[SET EXERCISE]
Copy out every line containing the word "برقم".

· · · · · · ·

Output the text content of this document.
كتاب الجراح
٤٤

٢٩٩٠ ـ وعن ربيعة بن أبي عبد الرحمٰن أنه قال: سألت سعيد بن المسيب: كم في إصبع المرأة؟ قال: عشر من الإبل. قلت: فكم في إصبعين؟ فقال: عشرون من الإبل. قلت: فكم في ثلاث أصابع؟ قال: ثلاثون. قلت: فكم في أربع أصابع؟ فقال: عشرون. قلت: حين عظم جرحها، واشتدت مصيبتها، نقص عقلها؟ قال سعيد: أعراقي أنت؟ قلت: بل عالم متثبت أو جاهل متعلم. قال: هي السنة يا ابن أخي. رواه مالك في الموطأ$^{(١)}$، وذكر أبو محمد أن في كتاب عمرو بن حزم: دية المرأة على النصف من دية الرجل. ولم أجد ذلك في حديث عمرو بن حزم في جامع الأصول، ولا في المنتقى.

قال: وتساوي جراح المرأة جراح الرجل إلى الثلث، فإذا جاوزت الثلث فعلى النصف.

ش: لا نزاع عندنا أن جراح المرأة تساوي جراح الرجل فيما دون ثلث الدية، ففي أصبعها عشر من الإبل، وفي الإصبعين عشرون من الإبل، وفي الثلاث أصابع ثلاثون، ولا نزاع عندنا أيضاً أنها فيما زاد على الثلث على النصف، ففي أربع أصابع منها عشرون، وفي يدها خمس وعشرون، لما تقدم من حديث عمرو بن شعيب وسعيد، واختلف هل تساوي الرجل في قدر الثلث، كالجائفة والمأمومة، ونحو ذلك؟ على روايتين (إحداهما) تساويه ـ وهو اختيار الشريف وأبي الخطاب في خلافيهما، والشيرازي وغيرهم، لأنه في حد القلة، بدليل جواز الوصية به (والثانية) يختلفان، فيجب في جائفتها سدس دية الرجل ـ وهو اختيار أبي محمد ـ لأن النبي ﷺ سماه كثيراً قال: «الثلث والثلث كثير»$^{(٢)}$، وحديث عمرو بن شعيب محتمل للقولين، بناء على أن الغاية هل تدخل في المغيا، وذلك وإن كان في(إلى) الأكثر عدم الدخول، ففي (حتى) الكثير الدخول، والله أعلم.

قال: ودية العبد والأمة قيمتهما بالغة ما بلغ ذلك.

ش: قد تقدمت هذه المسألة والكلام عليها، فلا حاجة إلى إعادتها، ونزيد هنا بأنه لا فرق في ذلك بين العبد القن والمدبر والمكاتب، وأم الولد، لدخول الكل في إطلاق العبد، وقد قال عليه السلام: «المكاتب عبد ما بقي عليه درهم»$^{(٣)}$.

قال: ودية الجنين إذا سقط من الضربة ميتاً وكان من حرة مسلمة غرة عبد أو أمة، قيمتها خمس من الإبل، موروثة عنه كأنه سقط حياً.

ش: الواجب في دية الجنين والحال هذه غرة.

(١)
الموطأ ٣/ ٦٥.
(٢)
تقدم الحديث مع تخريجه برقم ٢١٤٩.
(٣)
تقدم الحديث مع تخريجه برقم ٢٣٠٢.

· · · · · · ·

[TASK RESPONSE]
تقدم الحديث مع تخريجه برقم ٢١٤٩.
تقدم الحديث مع تخريجه برقم ٢٣٠٢.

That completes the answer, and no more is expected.